= Do this =
All lines featuring the string "also" are to be listed.

==============================

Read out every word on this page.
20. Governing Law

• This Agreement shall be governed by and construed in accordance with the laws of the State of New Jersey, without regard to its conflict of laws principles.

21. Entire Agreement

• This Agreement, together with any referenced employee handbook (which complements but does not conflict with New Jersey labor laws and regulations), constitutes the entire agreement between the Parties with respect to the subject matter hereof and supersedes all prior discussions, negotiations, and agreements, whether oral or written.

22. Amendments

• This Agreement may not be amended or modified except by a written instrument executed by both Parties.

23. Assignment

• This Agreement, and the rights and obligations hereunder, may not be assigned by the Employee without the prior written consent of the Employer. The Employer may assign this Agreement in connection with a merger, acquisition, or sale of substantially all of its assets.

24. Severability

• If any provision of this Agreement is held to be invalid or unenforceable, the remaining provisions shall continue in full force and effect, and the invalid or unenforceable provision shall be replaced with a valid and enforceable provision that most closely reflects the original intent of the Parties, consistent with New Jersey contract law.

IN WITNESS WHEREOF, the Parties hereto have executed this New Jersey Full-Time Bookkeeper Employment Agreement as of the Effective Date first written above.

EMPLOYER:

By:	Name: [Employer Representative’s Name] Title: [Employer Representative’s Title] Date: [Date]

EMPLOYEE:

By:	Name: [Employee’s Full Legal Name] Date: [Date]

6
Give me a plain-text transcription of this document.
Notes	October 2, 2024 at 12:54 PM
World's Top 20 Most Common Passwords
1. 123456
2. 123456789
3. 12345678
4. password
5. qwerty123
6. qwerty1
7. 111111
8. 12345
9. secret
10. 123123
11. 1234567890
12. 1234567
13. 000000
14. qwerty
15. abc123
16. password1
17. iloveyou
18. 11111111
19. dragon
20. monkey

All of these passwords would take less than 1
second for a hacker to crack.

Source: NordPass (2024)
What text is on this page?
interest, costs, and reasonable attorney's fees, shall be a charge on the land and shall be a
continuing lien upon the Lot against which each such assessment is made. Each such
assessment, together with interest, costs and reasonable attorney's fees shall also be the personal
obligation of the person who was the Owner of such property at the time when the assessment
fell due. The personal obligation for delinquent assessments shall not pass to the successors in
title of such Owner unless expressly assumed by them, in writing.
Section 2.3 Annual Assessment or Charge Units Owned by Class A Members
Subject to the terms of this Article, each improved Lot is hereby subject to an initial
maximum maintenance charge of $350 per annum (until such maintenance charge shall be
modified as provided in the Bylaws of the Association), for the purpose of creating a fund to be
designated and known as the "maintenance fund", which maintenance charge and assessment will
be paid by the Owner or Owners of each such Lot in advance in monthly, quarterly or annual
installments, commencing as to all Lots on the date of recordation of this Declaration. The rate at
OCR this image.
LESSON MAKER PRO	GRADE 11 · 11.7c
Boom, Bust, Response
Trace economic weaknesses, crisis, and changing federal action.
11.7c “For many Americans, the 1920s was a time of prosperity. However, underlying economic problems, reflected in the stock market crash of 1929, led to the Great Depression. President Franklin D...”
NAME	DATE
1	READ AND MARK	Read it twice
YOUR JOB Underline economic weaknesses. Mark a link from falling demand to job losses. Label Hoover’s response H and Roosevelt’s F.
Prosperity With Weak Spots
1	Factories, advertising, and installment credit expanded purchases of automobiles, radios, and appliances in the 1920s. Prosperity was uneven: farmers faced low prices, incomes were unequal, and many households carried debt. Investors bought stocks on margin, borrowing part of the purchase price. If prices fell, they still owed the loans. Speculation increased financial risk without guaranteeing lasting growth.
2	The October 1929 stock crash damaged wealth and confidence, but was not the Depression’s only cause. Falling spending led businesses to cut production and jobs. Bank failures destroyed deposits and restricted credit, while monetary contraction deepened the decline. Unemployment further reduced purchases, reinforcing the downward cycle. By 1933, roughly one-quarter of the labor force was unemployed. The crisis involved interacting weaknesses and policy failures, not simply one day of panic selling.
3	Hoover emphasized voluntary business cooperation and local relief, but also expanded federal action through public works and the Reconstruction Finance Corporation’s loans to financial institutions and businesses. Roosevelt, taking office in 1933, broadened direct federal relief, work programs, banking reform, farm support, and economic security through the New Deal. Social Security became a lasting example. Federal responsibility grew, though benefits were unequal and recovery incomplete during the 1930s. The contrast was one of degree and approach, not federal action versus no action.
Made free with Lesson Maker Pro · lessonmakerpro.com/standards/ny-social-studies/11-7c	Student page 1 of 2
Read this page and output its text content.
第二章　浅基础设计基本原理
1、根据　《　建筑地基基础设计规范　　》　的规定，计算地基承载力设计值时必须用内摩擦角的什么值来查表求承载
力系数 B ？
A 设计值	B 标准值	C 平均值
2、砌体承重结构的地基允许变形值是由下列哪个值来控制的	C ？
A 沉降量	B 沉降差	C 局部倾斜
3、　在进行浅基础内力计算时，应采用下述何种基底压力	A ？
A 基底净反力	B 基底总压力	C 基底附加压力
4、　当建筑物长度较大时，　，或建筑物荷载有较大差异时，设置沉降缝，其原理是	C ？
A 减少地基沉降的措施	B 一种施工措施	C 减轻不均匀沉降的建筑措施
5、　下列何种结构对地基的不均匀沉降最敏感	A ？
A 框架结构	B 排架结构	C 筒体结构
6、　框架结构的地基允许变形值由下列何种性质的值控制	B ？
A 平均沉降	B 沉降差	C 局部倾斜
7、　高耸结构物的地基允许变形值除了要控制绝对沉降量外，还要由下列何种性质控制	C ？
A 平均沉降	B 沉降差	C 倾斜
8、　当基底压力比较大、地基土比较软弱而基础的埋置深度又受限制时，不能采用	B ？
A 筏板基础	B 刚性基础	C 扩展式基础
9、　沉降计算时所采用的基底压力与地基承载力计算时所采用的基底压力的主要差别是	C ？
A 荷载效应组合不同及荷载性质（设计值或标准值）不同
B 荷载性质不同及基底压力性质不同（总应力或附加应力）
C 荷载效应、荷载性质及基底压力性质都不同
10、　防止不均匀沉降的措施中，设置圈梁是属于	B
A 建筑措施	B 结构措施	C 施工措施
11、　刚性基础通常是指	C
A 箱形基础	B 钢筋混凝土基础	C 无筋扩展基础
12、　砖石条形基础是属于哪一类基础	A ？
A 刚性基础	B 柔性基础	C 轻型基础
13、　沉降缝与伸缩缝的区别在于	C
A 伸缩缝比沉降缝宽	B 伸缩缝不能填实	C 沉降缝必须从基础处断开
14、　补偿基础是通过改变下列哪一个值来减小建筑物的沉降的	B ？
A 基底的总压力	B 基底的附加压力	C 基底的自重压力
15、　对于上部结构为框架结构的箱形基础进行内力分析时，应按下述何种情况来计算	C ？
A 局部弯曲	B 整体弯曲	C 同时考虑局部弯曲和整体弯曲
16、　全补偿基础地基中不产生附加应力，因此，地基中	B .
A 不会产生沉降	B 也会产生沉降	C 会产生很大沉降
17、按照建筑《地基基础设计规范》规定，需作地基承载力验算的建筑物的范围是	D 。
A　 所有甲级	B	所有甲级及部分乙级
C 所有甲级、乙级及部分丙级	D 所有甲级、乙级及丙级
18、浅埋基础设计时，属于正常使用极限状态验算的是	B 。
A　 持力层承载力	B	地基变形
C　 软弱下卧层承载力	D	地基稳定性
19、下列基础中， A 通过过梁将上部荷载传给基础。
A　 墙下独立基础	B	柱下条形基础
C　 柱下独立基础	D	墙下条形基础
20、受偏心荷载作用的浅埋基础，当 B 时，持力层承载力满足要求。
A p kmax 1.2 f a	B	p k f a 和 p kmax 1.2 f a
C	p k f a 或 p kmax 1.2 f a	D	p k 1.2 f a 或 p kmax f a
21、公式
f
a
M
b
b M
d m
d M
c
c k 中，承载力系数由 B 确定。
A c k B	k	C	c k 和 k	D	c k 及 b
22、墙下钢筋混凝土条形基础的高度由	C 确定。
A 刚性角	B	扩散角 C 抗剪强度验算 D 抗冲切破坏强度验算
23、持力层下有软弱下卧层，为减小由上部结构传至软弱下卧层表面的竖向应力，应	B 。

==============================

= Finished answer =
assessment, together with interest, costs and reasonable attorney's fees shall also be the personal
3	Hoover emphasized voluntary business cooperation and local relief, but also expanded federal action through public works and the Reconstruction Finance Corporation’s loans to financial institutions and businesses. Roosevelt, taking office in 1933, broadened direct federal relief, work programs, banking reform, farm support, and economic security through the New Deal. Social Security became a lasting example. Federal responsibility grew, though benefits were unequal and recovery incomplete during the 1930s. The contrast was one of degree and approach, not federal action versus no action.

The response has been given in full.